Recorded data:
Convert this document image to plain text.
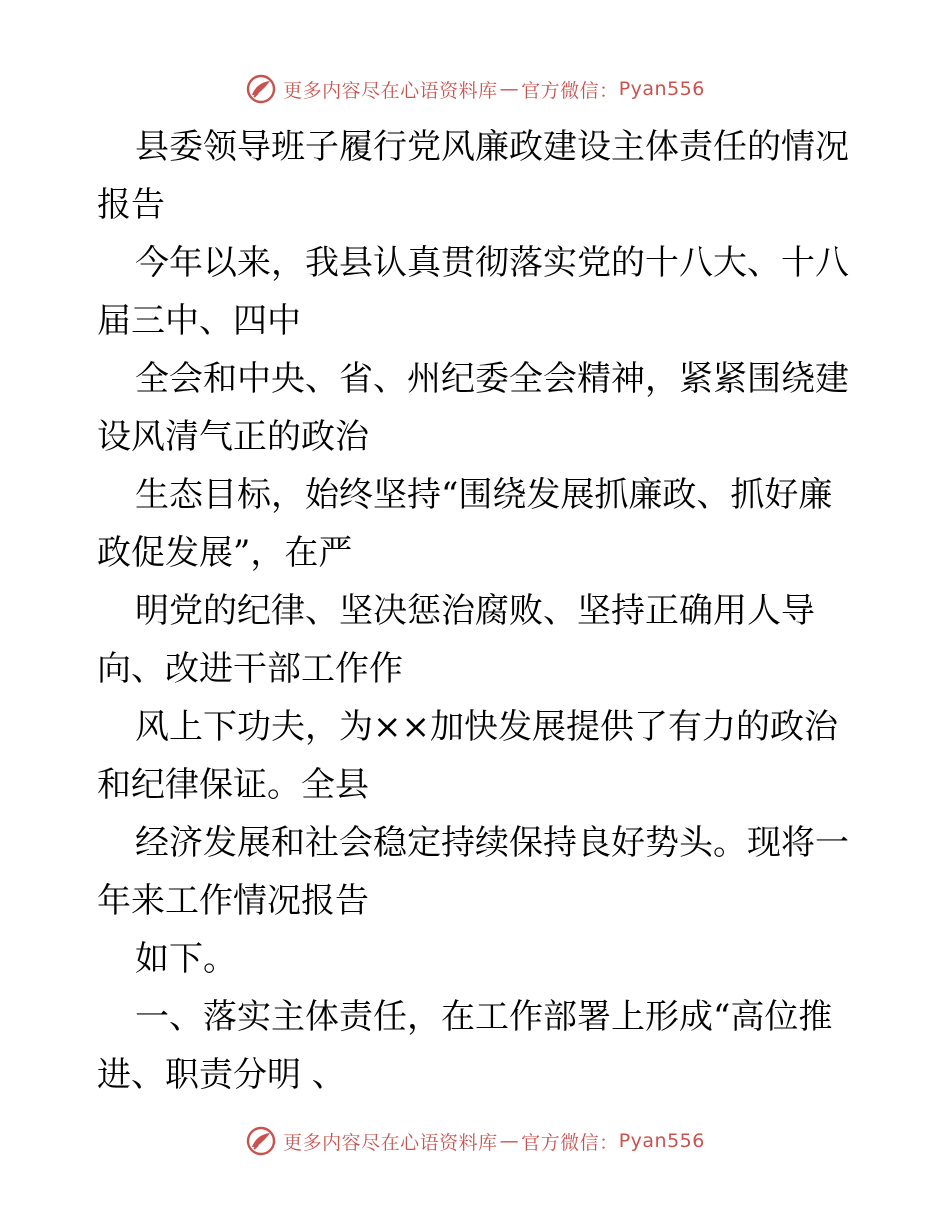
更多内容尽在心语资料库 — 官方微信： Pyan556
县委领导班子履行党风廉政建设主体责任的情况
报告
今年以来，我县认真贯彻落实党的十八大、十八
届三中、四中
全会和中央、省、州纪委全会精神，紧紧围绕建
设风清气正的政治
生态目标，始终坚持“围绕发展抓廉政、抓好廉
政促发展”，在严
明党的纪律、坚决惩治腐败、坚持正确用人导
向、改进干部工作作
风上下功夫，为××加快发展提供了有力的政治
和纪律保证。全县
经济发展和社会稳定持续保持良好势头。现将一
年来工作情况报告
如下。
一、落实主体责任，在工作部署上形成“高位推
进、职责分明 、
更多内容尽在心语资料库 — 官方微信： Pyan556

§ Short problem: Return the listing above unchanged, apart from dropping its pictures.

§ Exercise solution:
Convert this document image to plain text.
更多内容尽在心语资料库 — 官方微信： Pyan556
县委领导班子履行党风廉政建设主体责任的情况
报告
今年以来，我县认真贯彻落实党的十八大、十八
届三中、四中
全会和中央、省、州纪委全会精神，紧紧围绕建
设风清气正的政治
生态目标，始终坚持“围绕发展抓廉政、抓好廉
政促发展”，在严
明党的纪律、坚决惩治腐败、坚持正确用人导
向、改进干部工作作
风上下功夫，为××加快发展提供了有力的政治
和纪律保证。全县
经济发展和社会稳定持续保持良好势头。现将一
年来工作情况报告
如下。
一、落实主体责任，在工作部署上形成“高位推
进、职责分明 、
更多内容尽在心语资料库 — 官方微信： Pyan556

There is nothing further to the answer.